SUPPLIED DATA
— Begin —

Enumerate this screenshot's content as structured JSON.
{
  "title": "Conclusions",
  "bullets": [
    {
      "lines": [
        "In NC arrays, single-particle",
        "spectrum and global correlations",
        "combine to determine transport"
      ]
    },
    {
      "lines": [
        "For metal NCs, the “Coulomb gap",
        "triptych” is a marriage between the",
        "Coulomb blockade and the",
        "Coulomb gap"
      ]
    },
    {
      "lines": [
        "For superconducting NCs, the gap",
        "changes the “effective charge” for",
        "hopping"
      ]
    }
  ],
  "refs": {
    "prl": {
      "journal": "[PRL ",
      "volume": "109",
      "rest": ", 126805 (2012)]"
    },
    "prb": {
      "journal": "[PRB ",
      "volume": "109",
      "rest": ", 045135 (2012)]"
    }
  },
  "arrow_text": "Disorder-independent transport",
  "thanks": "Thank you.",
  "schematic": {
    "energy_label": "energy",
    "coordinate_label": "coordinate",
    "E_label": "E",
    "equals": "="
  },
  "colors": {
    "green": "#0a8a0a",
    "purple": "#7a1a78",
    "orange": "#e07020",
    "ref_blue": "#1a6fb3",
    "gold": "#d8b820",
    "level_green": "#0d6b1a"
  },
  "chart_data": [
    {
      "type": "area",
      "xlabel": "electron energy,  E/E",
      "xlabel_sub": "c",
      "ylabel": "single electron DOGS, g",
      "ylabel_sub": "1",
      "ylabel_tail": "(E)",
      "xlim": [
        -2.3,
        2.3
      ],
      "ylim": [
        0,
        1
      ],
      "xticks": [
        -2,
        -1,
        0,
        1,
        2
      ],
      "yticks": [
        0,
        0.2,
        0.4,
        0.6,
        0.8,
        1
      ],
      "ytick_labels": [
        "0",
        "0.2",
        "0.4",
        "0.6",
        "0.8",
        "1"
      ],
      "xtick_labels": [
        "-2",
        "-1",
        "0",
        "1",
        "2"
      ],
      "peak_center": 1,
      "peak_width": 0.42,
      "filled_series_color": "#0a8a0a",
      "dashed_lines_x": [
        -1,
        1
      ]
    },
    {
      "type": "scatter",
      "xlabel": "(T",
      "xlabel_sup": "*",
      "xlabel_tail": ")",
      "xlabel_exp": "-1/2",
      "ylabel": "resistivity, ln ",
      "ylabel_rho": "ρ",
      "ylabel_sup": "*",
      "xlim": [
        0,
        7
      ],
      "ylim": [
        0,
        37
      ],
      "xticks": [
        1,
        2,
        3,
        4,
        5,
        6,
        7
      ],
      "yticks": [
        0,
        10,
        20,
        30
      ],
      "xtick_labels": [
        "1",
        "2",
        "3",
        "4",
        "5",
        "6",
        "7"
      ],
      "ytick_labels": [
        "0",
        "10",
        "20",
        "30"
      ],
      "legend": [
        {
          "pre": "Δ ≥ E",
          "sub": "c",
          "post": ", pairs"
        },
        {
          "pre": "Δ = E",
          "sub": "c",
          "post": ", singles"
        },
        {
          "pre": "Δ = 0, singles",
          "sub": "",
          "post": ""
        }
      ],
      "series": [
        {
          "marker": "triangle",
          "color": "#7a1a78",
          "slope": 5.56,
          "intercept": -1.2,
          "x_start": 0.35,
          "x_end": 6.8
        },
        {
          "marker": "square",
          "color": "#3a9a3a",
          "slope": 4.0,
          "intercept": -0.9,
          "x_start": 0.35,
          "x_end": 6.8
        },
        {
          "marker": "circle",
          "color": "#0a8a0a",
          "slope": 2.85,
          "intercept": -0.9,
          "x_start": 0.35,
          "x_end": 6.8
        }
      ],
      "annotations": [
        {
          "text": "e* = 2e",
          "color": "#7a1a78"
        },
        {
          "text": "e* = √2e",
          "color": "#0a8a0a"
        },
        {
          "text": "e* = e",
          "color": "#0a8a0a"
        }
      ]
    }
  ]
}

— End —

DO THIS
Return every line exactly.

WRITTEN REPLY
Enumerate this screenshot's content as structured JSON.
{
  "title": "Conclusions",
  "bullets": [
    {
      "lines": [
        "In NC arrays, single-particle",
        "spectrum and global correlations",
        "combine to determine transport"
      ]
    },
    {
      "lines": [
        "For metal NCs, the “Coulomb gap",
        "triptych” is a marriage between the",
        "Coulomb blockade and the",
        "Coulomb gap"
      ]
    },
    {
      "lines": [
        "For superconducting NCs, the gap",
        "changes the “effective charge” for",
        "hopping"
      ]
    }
  ],
  "refs": {
    "prl": {
      "journal": "[PRL ",
      "volume": "109",
      "rest": ", 126805 (2012)]"
    },
    "prb": {
      "journal": "[PRB ",
      "volume": "109",
      "rest": ", 045135 (2012)]"
    }
  },
  "arrow_text": "Disorder-independent transport",
  "thanks": "Thank you.",
  "schematic": {
    "energy_label": "energy",
    "coordinate_label": "coordinate",
    "E_label": "E",
    "equals": "="
  },
  "colors": {
    "green": "#0a8a0a",
    "purple": "#7a1a78",
    "orange": "#e07020",
    "ref_blue": "#1a6fb3",
    "gold": "#d8b820",
    "level_green": "#0d6b1a"
  },
  "chart_data": [
    {
      "type": "area",
      "xlabel": "electron energy,  E/E",
      "xlabel_sub": "c",
      "ylabel": "single electron DOGS, g",
      "ylabel_sub": "1",
      "ylabel_tail": "(E)",
      "xlim": [
        -2.3,
        2.3
      ],
      "ylim": [
        0,
        1
      ],
      "xticks": [
        -2,
        -1,
        0,
        1,
        2
      ],
      "yticks": [
        0,
        0.2,
        0.4,
        0.6,
        0.8,
        1
      ],
      "ytick_labels": [
        "0",
        "0.2",
        "0.4",
        "0.6",
        "0.8",
        "1"
      ],
      "xtick_labels": [
        "-2",
        "-1",
        "0",
        "1",
        "2"
      ],
      "peak_center": 1,
      "peak_width": 0.42,
      "filled_series_color": "#0a8a0a",
      "dashed_lines_x": [
        -1,
        1
      ]
    },
    {
      "type": "scatter",
      "xlabel": "(T",
      "xlabel_sup": "*",
      "xlabel_tail": ")",
      "xlabel_exp": "-1/2",
      "ylabel": "resistivity, ln ",
      "ylabel_rho": "ρ",
      "ylabel_sup": "*",
      "xlim": [
        0,
        7
      ],
      "ylim": [
        0,
        37
      ],
      "xticks": [
        1,
        2,
        3,
        4,
        5,
        6,
        7
      ],
      "yticks": [
        0,
        10,
        20,
        30
      ],
      "xtick_labels": [
        "1",
        "2",
        "3",
        "4",
        "5",
        "6",
        "7"
      ],
      "ytick_labels": [
        "0",
        "10",
        "20",
        "30"
      ],
      "legend": [
        {
          "pre": "Δ ≥ E",
          "sub": "c",
          "post": ", pairs"
        },
        {
          "pre": "Δ = E",
          "sub": "c",
          "post": ", singles"
        },
        {
          "pre": "Δ = 0, singles",
          "sub": "",
          "post": ""
        }
      ],
      "series": [
        {
          "marker": "triangle",
          "color": "#7a1a78",
          "slope": 5.56,
          "intercept": -1.2,
          "x_start": 0.35,
          "x_end": 6.8
        },
        {
          "marker": "square",
          "color": "#3a9a3a",
          "slope": 4.0,
          "intercept": -0.9,
          "x_start": 0.35,
          "x_end": 6.8
        },
        {
          "marker": "circle",
          "color": "#0a8a0a",
          "slope": 2.85,
          "intercept": -0.9,
          "x_start": 0.35,
          "x_end": 6.8
        }
      ],
      "annotations": [
        {
          "text": "e* = 2e",
          "color": "#7a1a78"
        },
        {
          "text": "e* = √2e",
          "color": "#0a8a0a"
        },
        {
          "text": "e* = e",
          "color": "#0a8a0a"
        }
      ]
    }
  ]
}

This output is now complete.